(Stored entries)

** Begin **

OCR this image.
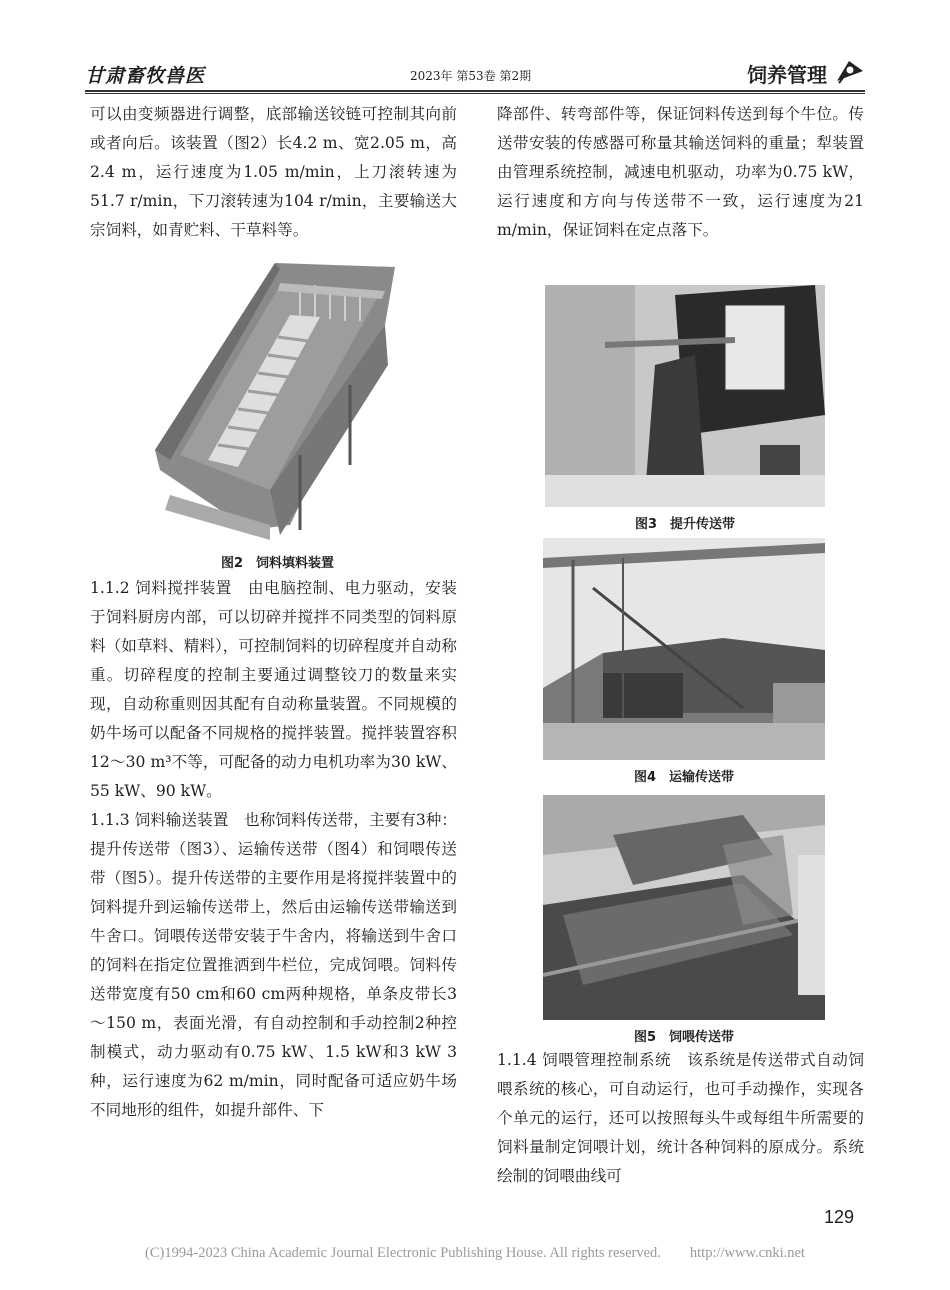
甘肃畜牧兽医	2023年 第53卷 第2期	饲养管理

可以由变频器进行调整，底部输送铰链可控制其向前或者向后。该装置（图2）长4.2 m、宽2.05 m，高2.4 m，运行速度为1.05 m/min，上刀滚转速为51.7 r/min，下刀滚转速为104 r/min，主要输送大宗饲料，如青贮料、干草料等。

图2　饲料填料装置

1.1.2 饲料搅拌装置　由电脑控制、电力驱动，安装于饲料厨房内部，可以切碎并搅拌不同类型的饲料原料（如草料、精料），可控制饲料的切碎程度并自动称重。切碎程度的控制主要通过调整铰刀的数量来实现，自动称重则因其配有自动称量装置。不同规模的奶牛场可以配备不同规格的搅拌装置。搅拌装置容积12～30 m³不等，可配备的动力电机功率为30 kW、55 kW、90 kW。

1.1.3 饲料输送装置　也称饲料传送带，主要有3种：提升传送带（图3）、运输传送带（图4）和饲喂传送带（图5）。提升传送带的主要作用是将搅拌装置中的饲料提升到运输传送带上，然后由运输传送带输送到牛舍口。饲喂传送带安装于牛舍内，将输送到牛舍口的饲料在指定位置推洒到牛栏位，完成饲喂。饲料传送带宽度有50 cm和60 cm两种规格，单条皮带长3～150 m，表面光滑，有自动控制和手动控制2种控制模式，动力驱动有0.75 kW、1.5 kW和3 kW 3种，运行速度为62 m/min，同时配备可适应奶牛场不同地形的组件，如提升部件、下

降部件、转弯部件等，保证饲料传送到每个牛位。传送带安装的传感器可称量其输送饲料的重量；犁装置由管理系统控制，减速电机驱动，功率为0.75 kW，运行速度和方向与传送带不一致，运行速度为21 m/min，保证饲料在定点落下。

图3　提升传送带
图4　运输传送带
图5　饲喂传送带

1.1.4 饲喂管理控制系统　该系统是传送带式自动饲喂系统的核心，可自动运行，也可手动操作，实现各个单元的运行，还可以按照每头牛或每组牛所需要的饲料量制定饲喂计划，统计各种饲料的原成分。系统绘制的饲喂曲线可

129
(C)1994-2023 China Academic Journal Electronic Publishing House. All rights reserved.　　http://www.cnki.net
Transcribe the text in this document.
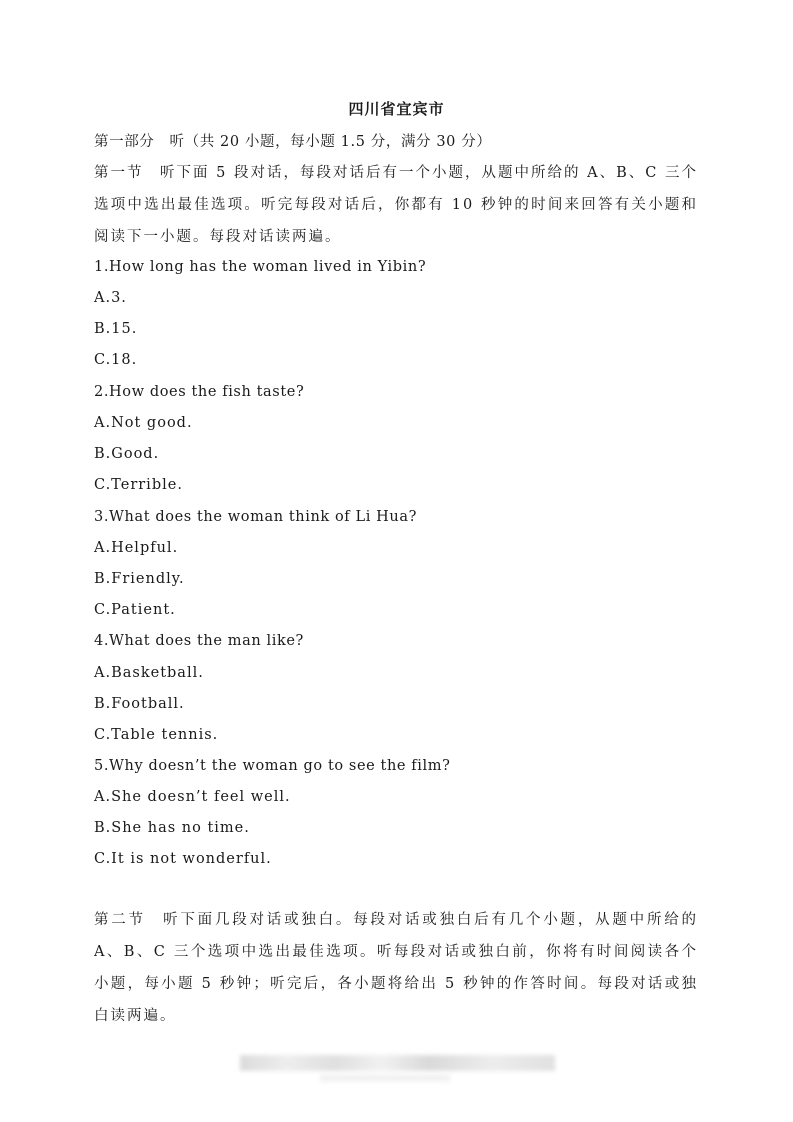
四川省宜宾市
第一部分　听（共 20 小题，每小题 1.5 分，满分 30 分）
第一节　听下面 5 段对话，每段对话后有一个小题，从题中所给的 A、B、C 三个选项中选出最佳选项。听完每段对话后，你都有 10 秒钟的时间来回答有关小题和阅读下一小题。每段对话读两遍。
1.How long has the woman lived in Yibin?
A.3.
B.15.
C.18.
2.How does the fish taste?
A.Not good.
B.Good.
C.Terrible.
3.What does the woman think of Li Hua?
A.Helpful.
B.Friendly.
C.Patient.
4.What does the man like?
A.Basketball.
B.Football.
C.Table tennis.
5.Why doesn’t the woman go to see the film?
A.She doesn’t feel well.
B.She has no time.
C.It is not wonderful.
第二节　听下面几段对话或独白。每段对话或独白后有几个小题，从题中所给的 A、B、C 三个选项中选出最佳选项。听每段对话或独白前，你将有时间阅读各个小题，每小题 5 秒钟；听完后，各小题将给出 5 秒钟的作答时间。每段对话或独白读两遍。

** End **

#### Exercise prompt:
Every entry above needs to be retyped exactly; drop the pictures.

#### Task response:
OCR this image.
甘肃畜牧兽医	2023年 第53卷 第2期	饲养管理

可以由变频器进行调整，底部输送铰链可控制其向前或者向后。该装置（图2）长4.2 m、宽2.05 m，高2.4 m，运行速度为1.05 m/min，上刀滚转速为51.7 r/min，下刀滚转速为104 r/min，主要输送大宗饲料，如青贮料、干草料等。

图2　饲料填料装置

1.1.2 饲料搅拌装置　由电脑控制、电力驱动，安装于饲料厨房内部，可以切碎并搅拌不同类型的饲料原料（如草料、精料），可控制饲料的切碎程度并自动称重。切碎程度的控制主要通过调整铰刀的数量来实现，自动称重则因其配有自动称量装置。不同规模的奶牛场可以配备不同规格的搅拌装置。搅拌装置容积12～30 m³不等，可配备的动力电机功率为30 kW、55 kW、90 kW。

1.1.3 饲料输送装置　也称饲料传送带，主要有3种：提升传送带（图3）、运输传送带（图4）和饲喂传送带（图5）。提升传送带的主要作用是将搅拌装置中的饲料提升到运输传送带上，然后由运输传送带输送到牛舍口。饲喂传送带安装于牛舍内，将输送到牛舍口的饲料在指定位置推洒到牛栏位，完成饲喂。饲料传送带宽度有50 cm和60 cm两种规格，单条皮带长3～150 m，表面光滑，有自动控制和手动控制2种控制模式，动力驱动有0.75 kW、1.5 kW和3 kW 3种，运行速度为62 m/min，同时配备可适应奶牛场不同地形的组件，如提升部件、下

降部件、转弯部件等，保证饲料传送到每个牛位。传送带安装的传感器可称量其输送饲料的重量；犁装置由管理系统控制，减速电机驱动，功率为0.75 kW，运行速度和方向与传送带不一致，运行速度为21 m/min，保证饲料在定点落下。

图3　提升传送带
图4　运输传送带
图5　饲喂传送带

1.1.4 饲喂管理控制系统　该系统是传送带式自动饲喂系统的核心，可自动运行，也可手动操作，实现各个单元的运行，还可以按照每头牛或每组牛所需要的饲料量制定饲喂计划，统计各种饲料的原成分。系统绘制的饲喂曲线可

129
(C)1994-2023 China Academic Journal Electronic Publishing House. All rights reserved.　　http://www.cnki.net
Transcribe the text in this document.
四川省宜宾市
第一部分　听（共 20 小题，每小题 1.5 分，满分 30 分）
第一节　听下面 5 段对话，每段对话后有一个小题，从题中所给的 A、B、C 三个选项中选出最佳选项。听完每段对话后，你都有 10 秒钟的时间来回答有关小题和阅读下一小题。每段对话读两遍。
1.How long has the woman lived in Yibin?
A.3.
B.15.
C.18.
2.How does the fish taste?
A.Not good.
B.Good.
C.Terrible.
3.What does the woman think of Li Hua?
A.Helpful.
B.Friendly.
C.Patient.
4.What does the man like?
A.Basketball.
B.Football.
C.Table tennis.
5.Why doesn’t the woman go to see the film?
A.She doesn’t feel well.
B.She has no time.
C.It is not wonderful.
第二节　听下面几段对话或独白。每段对话或独白后有几个小题，从题中所给的 A、B、C 三个选项中选出最佳选项。听每段对话或独白前，你将有时间阅读各个小题，每小题 5 秒钟；听完后，各小题将给出 5 秒钟的作答时间。每段对话或独白读两遍。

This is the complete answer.